**Actions to take**
A. In the article on Marty Walsh and OSHA's COVID-19 emphasis program, what was the Senate vote that confirmed Walsh as Labor Secretary?
B. Extract, word for word, the part of the article on Marty Walsh and OSHA's COVID-19 emphasis program from "Further, and regardless" to "a superseding directive.".

**Provided passage**
On March 22, 2021, Marty Walsh, the two-term Boston mayor, was confirmed as the Labor Secretary by the United States Senate in a 68-29 vote. He becomes the first union leader to run the Department of Labor (the “DOL”) in over four decades.

Workplace safety will be one area that we can expect to undergo significant change under Walsh. Recently, the Occupational Safety and Health Administration (“OSHA”) released a new National Emphasis Program (“NEP”) that permits OSHA to conduct programmed inspections of the risk of worker exposure to COVID-19. The employers covered by the NEP are those OSHA considers as those where employees have a higher likelihood of close-contact exposure. The NEP includes language regarding employer outreach and compliance assistance; but, it is clear the primary emphasis will be on inspection targeting.

The NEP specifically identifies certain industries that will be subject to programmed inspection. The industries are broken up by whether they are in the healthcare realm or not. These industries are:

  • Healthcare Employers
    • Physicians’ and Dentists’ Offices, Home Health Care Services, Ambulance Services, General Medical and Surgical Hospitals, Nursing Care, Retirement Communities, and Assisted Living Facilities, and others.
  • Non-Healthcare Employers
    • Meat, Poultry, and other Food Processing and Manufacturing, Grocery Stores, Department Stores, General Warehousing and Storage, Restaurants, Correctional Institutions, and others.

Further, and regardless of whether a company falls within the industries outlined above, OSHA will continue to prioritize inspections related to fatalities, complaints, or other referrals or allegations of COVID-19 workplace exposure.

The NEP was released on March 12, 2021, and it directs that industry targeting is to begin within two weeks, or March 26, 2021, and is effective for twelve months from the effective date, unless canceled or extended by a superseding directive.

OSHA has publicly stated that the agency is “hard at work” on an emergency temporary standard (“ETS”) with respect to COVID-19. Based upon President Biden’s COVID-19 ETS Executive Order and the March 26 date in the NEP, the employer community anticipated the ETS would be issued in March, but it has not yet been issued and OSHA is not providing any estimated date. Currently, OSHA is investigating COVID-19 compliance based upon CDC and OSHA guidance and citing under the General Duty Clause. The ETS would provide OSHA with a regulatory framework against which to evaluate compliance. The NEP states that “[i]n the event that OSHA issues an [ETS], those provisions will take precedence over citations of the general duty clause.”

Given Walsh’s union background, he is likely to push for these and other aggressive measures against employers under OSHA and the other DOL agencies.

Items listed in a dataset
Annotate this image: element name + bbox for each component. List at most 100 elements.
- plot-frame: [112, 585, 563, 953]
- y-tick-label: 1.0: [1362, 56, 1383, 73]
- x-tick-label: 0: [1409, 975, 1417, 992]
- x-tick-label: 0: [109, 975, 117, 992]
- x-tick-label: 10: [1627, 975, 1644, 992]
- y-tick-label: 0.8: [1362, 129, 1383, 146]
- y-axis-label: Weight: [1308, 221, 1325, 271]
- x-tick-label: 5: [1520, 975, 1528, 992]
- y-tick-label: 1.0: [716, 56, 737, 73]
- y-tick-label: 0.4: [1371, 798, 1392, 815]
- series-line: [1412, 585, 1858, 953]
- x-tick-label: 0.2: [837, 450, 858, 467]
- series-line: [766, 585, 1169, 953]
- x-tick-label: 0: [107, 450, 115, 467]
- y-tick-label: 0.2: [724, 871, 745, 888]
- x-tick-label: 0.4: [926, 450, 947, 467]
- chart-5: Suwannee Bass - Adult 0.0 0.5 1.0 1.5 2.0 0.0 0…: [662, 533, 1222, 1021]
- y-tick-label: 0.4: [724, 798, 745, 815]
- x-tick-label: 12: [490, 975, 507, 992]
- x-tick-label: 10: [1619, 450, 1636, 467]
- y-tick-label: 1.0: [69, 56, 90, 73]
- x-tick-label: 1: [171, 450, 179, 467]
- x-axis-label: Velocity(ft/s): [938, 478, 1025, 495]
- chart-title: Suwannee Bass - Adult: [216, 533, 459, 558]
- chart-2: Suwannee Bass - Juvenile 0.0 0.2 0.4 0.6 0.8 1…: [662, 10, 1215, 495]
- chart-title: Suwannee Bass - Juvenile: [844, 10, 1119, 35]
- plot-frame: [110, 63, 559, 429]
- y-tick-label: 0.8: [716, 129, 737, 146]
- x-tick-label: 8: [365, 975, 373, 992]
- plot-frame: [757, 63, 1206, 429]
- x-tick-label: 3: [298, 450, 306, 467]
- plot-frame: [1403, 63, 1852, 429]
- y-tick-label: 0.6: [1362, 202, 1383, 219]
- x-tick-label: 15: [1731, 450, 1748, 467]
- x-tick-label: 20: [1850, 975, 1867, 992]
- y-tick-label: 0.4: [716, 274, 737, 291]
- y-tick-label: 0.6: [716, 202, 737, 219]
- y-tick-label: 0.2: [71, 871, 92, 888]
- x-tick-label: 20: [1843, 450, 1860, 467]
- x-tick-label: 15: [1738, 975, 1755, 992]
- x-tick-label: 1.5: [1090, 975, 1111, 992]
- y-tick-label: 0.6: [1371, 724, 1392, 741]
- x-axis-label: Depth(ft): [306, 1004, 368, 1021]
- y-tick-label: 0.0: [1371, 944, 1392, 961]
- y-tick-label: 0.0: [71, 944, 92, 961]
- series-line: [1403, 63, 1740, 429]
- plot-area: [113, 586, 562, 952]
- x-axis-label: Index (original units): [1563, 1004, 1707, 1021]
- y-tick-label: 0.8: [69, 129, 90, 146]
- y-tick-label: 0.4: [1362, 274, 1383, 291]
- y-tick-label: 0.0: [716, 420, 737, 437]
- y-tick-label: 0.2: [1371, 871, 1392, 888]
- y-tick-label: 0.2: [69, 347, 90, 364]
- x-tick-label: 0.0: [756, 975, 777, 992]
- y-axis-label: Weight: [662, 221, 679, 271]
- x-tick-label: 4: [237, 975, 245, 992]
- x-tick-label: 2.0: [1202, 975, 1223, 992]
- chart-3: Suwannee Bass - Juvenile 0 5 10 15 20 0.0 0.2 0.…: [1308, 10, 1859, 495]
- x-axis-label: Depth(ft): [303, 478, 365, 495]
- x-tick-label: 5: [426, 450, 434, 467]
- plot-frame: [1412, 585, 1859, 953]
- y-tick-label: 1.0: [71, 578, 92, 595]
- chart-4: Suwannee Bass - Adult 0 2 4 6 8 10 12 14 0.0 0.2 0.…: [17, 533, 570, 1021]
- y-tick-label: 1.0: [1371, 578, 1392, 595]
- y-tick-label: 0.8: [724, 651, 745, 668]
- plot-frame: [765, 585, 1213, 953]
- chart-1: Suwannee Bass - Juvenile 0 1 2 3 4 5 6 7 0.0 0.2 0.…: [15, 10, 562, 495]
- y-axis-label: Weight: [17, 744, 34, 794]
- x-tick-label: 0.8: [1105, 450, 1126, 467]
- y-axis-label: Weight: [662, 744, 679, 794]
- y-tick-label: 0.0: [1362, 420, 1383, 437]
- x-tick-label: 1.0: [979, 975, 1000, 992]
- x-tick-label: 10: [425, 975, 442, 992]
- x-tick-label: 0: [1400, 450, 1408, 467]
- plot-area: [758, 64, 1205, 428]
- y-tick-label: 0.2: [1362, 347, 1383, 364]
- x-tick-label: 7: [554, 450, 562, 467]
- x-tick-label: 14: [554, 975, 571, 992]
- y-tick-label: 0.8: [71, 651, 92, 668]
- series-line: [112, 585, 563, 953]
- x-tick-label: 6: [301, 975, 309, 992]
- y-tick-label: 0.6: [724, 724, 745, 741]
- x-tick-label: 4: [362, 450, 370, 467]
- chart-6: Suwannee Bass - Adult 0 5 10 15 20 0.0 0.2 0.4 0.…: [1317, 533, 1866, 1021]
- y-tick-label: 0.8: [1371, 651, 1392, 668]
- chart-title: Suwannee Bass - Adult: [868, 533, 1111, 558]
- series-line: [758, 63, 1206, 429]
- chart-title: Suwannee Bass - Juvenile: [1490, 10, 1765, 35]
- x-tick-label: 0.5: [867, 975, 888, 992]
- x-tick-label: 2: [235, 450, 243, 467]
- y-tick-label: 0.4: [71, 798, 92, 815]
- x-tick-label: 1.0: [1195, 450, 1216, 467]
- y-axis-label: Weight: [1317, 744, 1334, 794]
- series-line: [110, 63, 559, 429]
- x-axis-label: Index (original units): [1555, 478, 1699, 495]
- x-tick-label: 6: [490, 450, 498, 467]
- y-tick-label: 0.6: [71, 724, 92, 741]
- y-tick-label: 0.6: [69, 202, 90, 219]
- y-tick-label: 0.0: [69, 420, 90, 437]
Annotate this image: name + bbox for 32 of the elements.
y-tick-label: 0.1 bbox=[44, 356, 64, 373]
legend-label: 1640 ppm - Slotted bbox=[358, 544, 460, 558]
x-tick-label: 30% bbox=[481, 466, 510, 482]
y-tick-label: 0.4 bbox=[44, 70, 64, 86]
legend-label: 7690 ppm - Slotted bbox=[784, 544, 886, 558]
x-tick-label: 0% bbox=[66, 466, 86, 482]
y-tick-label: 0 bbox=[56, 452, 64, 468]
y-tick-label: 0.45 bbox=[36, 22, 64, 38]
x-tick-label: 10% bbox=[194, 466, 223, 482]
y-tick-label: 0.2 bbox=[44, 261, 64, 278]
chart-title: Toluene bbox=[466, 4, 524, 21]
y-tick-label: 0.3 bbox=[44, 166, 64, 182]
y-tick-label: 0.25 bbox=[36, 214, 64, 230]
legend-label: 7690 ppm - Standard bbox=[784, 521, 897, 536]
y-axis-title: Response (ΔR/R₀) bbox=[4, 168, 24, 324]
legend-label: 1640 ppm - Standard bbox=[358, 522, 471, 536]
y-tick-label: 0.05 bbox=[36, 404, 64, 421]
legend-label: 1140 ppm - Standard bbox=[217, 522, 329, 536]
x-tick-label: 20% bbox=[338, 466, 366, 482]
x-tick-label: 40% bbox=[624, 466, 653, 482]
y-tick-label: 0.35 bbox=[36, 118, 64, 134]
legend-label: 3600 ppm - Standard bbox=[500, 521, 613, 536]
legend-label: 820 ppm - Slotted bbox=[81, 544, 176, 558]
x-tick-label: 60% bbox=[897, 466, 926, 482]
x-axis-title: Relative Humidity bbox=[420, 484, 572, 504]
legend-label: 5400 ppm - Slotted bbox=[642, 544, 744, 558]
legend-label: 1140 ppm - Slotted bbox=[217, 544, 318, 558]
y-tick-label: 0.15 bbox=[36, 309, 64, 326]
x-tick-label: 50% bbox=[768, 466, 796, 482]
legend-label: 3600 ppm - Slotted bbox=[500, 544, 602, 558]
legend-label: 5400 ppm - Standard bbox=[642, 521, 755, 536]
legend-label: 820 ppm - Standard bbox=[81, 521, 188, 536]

**Exercise solutions**
A. 68-29

B.
Further, and regardless of whether a company falls within the industries outlined above, OSHA will continue to prioritize inspections related to fatalities, complaints, or other referrals or allegations of COVID-19 workplace exposure.

The NEP was released on March 12, 2021, and it directs that industry targeting is to begin within two weeks, or March 26, 2021, and is effective for twelve months from the effective date, unless canceled or extended by a superseding directive.